DIRECTIONS FOR THIS TASK
State how many lines in these records contain the word "apparaat", and nothing else.

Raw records

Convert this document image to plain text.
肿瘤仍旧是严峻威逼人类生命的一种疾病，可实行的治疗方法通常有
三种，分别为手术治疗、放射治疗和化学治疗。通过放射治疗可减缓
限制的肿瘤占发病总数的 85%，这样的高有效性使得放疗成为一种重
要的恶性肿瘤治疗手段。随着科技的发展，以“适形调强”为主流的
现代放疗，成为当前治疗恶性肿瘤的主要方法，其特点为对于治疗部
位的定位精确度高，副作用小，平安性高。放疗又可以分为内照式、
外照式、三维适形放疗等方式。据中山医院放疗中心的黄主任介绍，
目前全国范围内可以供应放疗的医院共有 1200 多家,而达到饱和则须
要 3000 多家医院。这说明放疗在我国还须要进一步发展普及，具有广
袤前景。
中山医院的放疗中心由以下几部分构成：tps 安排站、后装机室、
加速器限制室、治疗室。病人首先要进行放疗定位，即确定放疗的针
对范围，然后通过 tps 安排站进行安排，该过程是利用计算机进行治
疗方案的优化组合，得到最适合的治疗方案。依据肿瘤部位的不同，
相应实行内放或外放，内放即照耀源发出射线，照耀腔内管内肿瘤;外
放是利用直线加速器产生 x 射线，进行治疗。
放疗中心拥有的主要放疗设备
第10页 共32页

* * *

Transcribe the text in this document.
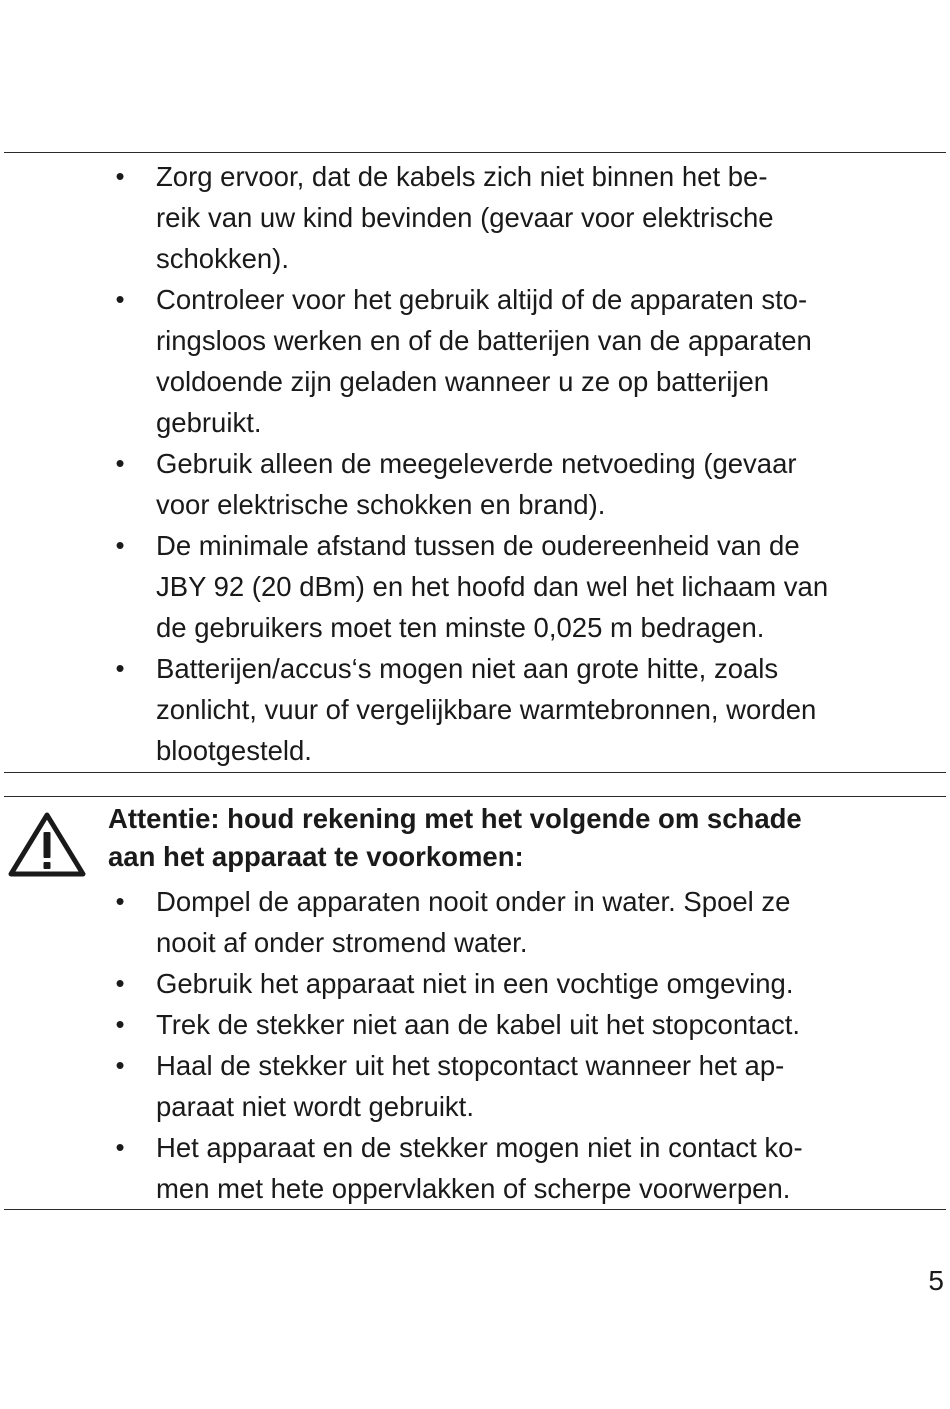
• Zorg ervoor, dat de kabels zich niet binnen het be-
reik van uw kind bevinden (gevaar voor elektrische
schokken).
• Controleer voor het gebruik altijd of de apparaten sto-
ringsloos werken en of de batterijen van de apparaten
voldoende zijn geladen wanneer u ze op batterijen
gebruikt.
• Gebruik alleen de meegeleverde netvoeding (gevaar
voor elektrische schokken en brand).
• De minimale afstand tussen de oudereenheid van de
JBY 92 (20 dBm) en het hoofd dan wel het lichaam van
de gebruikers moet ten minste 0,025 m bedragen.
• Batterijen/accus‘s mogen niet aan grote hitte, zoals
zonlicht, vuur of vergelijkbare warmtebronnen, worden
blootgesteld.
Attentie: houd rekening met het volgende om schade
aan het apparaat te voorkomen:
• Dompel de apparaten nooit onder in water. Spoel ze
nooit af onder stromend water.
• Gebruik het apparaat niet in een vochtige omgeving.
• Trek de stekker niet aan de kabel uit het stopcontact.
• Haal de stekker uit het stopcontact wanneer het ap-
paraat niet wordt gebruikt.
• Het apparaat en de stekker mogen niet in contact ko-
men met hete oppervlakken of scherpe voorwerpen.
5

SOLUTION TO THE EXERCISE
3